SHORT PROBLEM
Write out every line of each item below, character for character, with no changes.

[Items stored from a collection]
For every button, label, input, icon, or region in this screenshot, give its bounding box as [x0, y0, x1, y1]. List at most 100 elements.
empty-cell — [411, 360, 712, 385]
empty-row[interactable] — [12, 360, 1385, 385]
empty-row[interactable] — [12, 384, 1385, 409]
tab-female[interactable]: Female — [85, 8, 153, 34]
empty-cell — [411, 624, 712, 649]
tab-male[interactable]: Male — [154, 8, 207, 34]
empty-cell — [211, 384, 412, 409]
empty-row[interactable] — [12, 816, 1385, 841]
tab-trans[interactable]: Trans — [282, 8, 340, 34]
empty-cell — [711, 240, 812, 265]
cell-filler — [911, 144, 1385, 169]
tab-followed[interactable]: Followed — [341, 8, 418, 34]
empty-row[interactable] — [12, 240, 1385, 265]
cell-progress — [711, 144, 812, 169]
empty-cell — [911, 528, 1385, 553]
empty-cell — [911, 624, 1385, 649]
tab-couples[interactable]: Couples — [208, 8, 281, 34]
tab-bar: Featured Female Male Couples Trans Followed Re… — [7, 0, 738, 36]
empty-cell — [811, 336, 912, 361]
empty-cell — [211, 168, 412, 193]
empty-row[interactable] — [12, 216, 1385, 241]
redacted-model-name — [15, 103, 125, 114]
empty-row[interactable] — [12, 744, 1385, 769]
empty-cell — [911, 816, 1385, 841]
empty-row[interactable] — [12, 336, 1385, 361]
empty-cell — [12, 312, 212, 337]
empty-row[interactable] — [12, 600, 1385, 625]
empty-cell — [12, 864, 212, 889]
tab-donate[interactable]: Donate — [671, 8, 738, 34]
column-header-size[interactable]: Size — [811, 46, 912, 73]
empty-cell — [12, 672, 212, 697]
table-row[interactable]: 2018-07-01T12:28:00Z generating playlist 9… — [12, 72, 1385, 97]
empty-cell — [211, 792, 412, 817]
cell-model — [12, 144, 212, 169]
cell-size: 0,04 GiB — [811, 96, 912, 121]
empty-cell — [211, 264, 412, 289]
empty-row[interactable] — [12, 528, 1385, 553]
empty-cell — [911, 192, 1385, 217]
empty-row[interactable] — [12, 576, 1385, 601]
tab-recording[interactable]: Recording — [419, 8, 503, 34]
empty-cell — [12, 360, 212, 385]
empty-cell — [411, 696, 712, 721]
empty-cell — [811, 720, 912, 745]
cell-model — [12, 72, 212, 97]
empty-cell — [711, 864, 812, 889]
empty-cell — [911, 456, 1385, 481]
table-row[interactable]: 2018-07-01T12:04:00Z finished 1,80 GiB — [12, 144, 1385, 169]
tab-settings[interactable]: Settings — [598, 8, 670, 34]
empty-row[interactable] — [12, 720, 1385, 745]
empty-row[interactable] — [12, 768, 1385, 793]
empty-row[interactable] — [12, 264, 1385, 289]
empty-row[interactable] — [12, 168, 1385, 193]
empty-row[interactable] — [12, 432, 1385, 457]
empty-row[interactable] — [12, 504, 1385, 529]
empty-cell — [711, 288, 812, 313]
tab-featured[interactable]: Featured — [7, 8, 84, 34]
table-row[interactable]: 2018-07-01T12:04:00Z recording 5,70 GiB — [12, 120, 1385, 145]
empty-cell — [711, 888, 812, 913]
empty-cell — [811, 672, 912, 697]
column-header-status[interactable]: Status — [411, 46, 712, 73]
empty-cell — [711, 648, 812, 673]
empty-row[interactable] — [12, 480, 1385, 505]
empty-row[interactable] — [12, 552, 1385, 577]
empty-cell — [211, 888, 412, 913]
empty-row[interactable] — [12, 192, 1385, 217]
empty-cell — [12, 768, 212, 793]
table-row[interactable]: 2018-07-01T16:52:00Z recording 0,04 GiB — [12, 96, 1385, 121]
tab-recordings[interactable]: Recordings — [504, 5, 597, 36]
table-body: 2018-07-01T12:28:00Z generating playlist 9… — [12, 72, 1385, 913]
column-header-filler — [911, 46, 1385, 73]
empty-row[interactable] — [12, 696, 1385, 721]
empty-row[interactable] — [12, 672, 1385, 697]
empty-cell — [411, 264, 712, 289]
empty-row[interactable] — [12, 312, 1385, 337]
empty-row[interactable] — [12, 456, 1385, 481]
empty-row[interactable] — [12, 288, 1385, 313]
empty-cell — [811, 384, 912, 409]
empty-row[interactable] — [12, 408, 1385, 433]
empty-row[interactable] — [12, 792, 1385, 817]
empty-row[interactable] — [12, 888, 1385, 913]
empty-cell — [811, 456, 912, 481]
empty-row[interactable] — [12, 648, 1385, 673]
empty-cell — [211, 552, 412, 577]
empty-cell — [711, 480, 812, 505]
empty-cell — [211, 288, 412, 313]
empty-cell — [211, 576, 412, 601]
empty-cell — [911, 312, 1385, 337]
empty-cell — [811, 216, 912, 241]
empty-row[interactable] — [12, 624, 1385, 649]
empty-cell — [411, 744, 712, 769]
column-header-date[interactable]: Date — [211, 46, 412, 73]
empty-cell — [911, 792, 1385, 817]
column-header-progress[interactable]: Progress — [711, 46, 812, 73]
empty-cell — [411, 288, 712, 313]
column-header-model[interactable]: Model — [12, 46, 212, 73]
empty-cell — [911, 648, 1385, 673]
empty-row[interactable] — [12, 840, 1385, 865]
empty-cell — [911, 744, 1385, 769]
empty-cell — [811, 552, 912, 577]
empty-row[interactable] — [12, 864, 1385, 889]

OUTPUT OF THE TASK
For every button, label, input, icon, or region in this screenshot, give its bounding box as [x0, y0, x1, y1]. List at most 100 elements.
empty-cell — [411, 360, 712, 385]
empty-row[interactable] — [12, 360, 1385, 385]
empty-row[interactable] — [12, 384, 1385, 409]
tab-female[interactable]: Female — [85, 8, 153, 34]
empty-cell — [411, 624, 712, 649]
tab-male[interactable]: Male — [154, 8, 207, 34]
empty-cell — [211, 384, 412, 409]
empty-row[interactable] — [12, 816, 1385, 841]
tab-trans[interactable]: Trans — [282, 8, 340, 34]
empty-cell — [711, 240, 812, 265]
cell-filler — [911, 144, 1385, 169]
tab-followed[interactable]: Followed — [341, 8, 418, 34]
empty-row[interactable] — [12, 240, 1385, 265]
cell-progress — [711, 144, 812, 169]
empty-cell — [911, 528, 1385, 553]
empty-cell — [911, 624, 1385, 649]
tab-couples[interactable]: Couples — [208, 8, 281, 34]
tab-bar: Featured Female Male Couples Trans Followed Re… — [7, 0, 738, 36]
empty-cell — [811, 336, 912, 361]
empty-cell — [211, 168, 412, 193]
empty-row[interactable] — [12, 216, 1385, 241]
redacted-model-name — [15, 103, 125, 114]
empty-row[interactable] — [12, 744, 1385, 769]
empty-cell — [911, 816, 1385, 841]
empty-row[interactable] — [12, 336, 1385, 361]
empty-cell — [12, 312, 212, 337]
empty-row[interactable] — [12, 600, 1385, 625]
empty-cell — [12, 864, 212, 889]
tab-donate[interactable]: Donate — [671, 8, 738, 34]
column-header-size[interactable]: Size — [811, 46, 912, 73]
empty-cell — [12, 672, 212, 697]
table-row[interactable]: 2018-07-01T12:28:00Z generating playlist 9… — [12, 72, 1385, 97]
empty-cell — [211, 792, 412, 817]
cell-model — [12, 144, 212, 169]
cell-size: 0,04 GiB — [811, 96, 912, 121]
empty-cell — [211, 264, 412, 289]
empty-row[interactable] — [12, 528, 1385, 553]
empty-cell — [911, 192, 1385, 217]
empty-row[interactable] — [12, 576, 1385, 601]
tab-recording[interactable]: Recording — [419, 8, 503, 34]
empty-cell — [12, 360, 212, 385]
empty-cell — [411, 696, 712, 721]
empty-cell — [811, 720, 912, 745]
cell-model — [12, 72, 212, 97]
empty-cell — [711, 864, 812, 889]
empty-cell — [911, 456, 1385, 481]
table-row[interactable]: 2018-07-01T12:04:00Z finished 1,80 GiB — [12, 144, 1385, 169]
tab-settings[interactable]: Settings — [598, 8, 670, 34]
empty-row[interactable] — [12, 720, 1385, 745]
empty-row[interactable] — [12, 768, 1385, 793]
empty-row[interactable] — [12, 264, 1385, 289]
empty-row[interactable] — [12, 168, 1385, 193]
empty-row[interactable] — [12, 432, 1385, 457]
empty-row[interactable] — [12, 504, 1385, 529]
empty-cell — [711, 288, 812, 313]
tab-featured[interactable]: Featured — [7, 8, 84, 34]
table-row[interactable]: 2018-07-01T12:04:00Z recording 5,70 GiB — [12, 120, 1385, 145]
empty-cell — [711, 888, 812, 913]
empty-cell — [811, 672, 912, 697]
column-header-status[interactable]: Status — [411, 46, 712, 73]
empty-cell — [711, 648, 812, 673]
empty-row[interactable] — [12, 480, 1385, 505]
empty-row[interactable] — [12, 552, 1385, 577]
empty-cell — [211, 888, 412, 913]
empty-row[interactable] — [12, 192, 1385, 217]
empty-cell — [12, 768, 212, 793]
table-row[interactable]: 2018-07-01T16:52:00Z recording 0,04 GiB — [12, 96, 1385, 121]
tab-recordings[interactable]: Recordings — [504, 5, 597, 36]
table-body: 2018-07-01T12:28:00Z generating playlist 9… — [12, 72, 1385, 913]
column-header-filler — [911, 46, 1385, 73]
empty-row[interactable] — [12, 696, 1385, 721]
empty-row[interactable] — [12, 672, 1385, 697]
empty-cell — [411, 264, 712, 289]
empty-row[interactable] — [12, 312, 1385, 337]
empty-row[interactable] — [12, 456, 1385, 481]
empty-row[interactable] — [12, 288, 1385, 313]
empty-cell — [811, 384, 912, 409]
empty-row[interactable] — [12, 408, 1385, 433]
empty-row[interactable] — [12, 792, 1385, 817]
empty-row[interactable] — [12, 888, 1385, 913]
empty-cell — [811, 456, 912, 481]
empty-row[interactable] — [12, 648, 1385, 673]
empty-cell — [211, 552, 412, 577]
empty-cell — [711, 480, 812, 505]
empty-cell — [211, 288, 412, 313]
empty-cell — [211, 576, 412, 601]
empty-cell — [911, 312, 1385, 337]
empty-cell — [811, 216, 912, 241]
empty-row[interactable] — [12, 624, 1385, 649]
empty-cell — [411, 744, 712, 769]
column-header-date[interactable]: Date — [211, 46, 412, 73]
empty-cell — [911, 792, 1385, 817]
column-header-progress[interactable]: Progress — [711, 46, 812, 73]
empty-cell — [411, 288, 712, 313]
column-header-model[interactable]: Model — [12, 46, 212, 73]
empty-cell — [911, 648, 1385, 673]
empty-row[interactable] — [12, 840, 1385, 865]
empty-cell — [911, 744, 1385, 769]
empty-cell — [811, 552, 912, 577]
empty-row[interactable] — [12, 864, 1385, 889]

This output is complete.